#### [TASK TO COMPLETE]
Reproduce the listing below verbatim.
* begin EXERCISE INPUT *
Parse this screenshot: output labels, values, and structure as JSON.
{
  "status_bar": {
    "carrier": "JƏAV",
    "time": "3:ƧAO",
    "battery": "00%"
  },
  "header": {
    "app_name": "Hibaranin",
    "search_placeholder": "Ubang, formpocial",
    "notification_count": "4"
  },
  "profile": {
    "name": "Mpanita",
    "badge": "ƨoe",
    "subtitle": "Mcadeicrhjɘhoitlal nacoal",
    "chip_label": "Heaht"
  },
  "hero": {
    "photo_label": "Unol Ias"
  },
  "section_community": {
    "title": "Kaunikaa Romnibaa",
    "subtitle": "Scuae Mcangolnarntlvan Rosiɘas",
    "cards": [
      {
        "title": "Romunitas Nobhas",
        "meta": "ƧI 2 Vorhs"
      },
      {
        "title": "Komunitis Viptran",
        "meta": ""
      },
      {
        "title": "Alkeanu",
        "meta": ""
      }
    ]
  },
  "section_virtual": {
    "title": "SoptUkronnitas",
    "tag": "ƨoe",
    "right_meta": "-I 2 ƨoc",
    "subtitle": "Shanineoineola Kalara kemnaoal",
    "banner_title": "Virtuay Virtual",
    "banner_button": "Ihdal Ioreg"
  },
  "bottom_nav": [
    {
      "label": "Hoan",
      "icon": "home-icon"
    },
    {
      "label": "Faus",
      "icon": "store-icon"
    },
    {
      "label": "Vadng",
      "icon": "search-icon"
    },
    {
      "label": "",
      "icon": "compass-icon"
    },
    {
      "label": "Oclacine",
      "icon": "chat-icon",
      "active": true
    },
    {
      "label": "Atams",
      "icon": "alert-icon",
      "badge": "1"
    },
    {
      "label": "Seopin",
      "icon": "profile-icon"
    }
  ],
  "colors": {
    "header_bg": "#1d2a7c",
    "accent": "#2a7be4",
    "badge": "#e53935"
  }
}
* end EXERCISE INPUT *
#### [RESPONSE TO THIS EXERCISE]
Parse this screenshot: output labels, values, and structure as JSON.
{
  "status_bar": {
    "carrier": "JƏAV",
    "time": "3:ƧAO",
    "battery": "00%"
  },
  "header": {
    "app_name": "Hibaranin",
    "search_placeholder": "Ubang, formpocial",
    "notification_count": "4"
  },
  "profile": {
    "name": "Mpanita",
    "badge": "ƨoe",
    "subtitle": "Mcadeicrhjɘhoitlal nacoal",
    "chip_label": "Heaht"
  },
  "hero": {
    "photo_label": "Unol Ias"
  },
  "section_community": {
    "title": "Kaunikaa Romnibaa",
    "subtitle": "Scuae Mcangolnarntlvan Rosiɘas",
    "cards": [
      {
        "title": "Romunitas Nobhas",
        "meta": "ƧI 2 Vorhs"
      },
      {
        "title": "Komunitis Viptran",
        "meta": ""
      },
      {
        "title": "Alkeanu",
        "meta": ""
      }
    ]
  },
  "section_virtual": {
    "title": "SoptUkronnitas",
    "tag": "ƨoe",
    "right_meta": "-I 2 ƨoc",
    "subtitle": "Shanineoineola Kalara kemnaoal",
    "banner_title": "Virtuay Virtual",
    "banner_button": "Ihdal Ioreg"
  },
  "bottom_nav": [
    {
      "label": "Hoan",
      "icon": "home-icon"
    },
    {
      "label": "Faus",
      "icon": "store-icon"
    },
    {
      "label": "Vadng",
      "icon": "search-icon"
    },
    {
      "label": "",
      "icon": "compass-icon"
    },
    {
      "label": "Oclacine",
      "icon": "chat-icon",
      "active": true
    },
    {
      "label": "Atams",
      "icon": "alert-icon",
      "badge": "1"
    },
    {
      "label": "Seopin",
      "icon": "profile-icon"
    }
  ],
  "colors": {
    "header_bg": "#1d2a7c",
    "accent": "#2a7be4",
    "badge": "#e53935"
  }
}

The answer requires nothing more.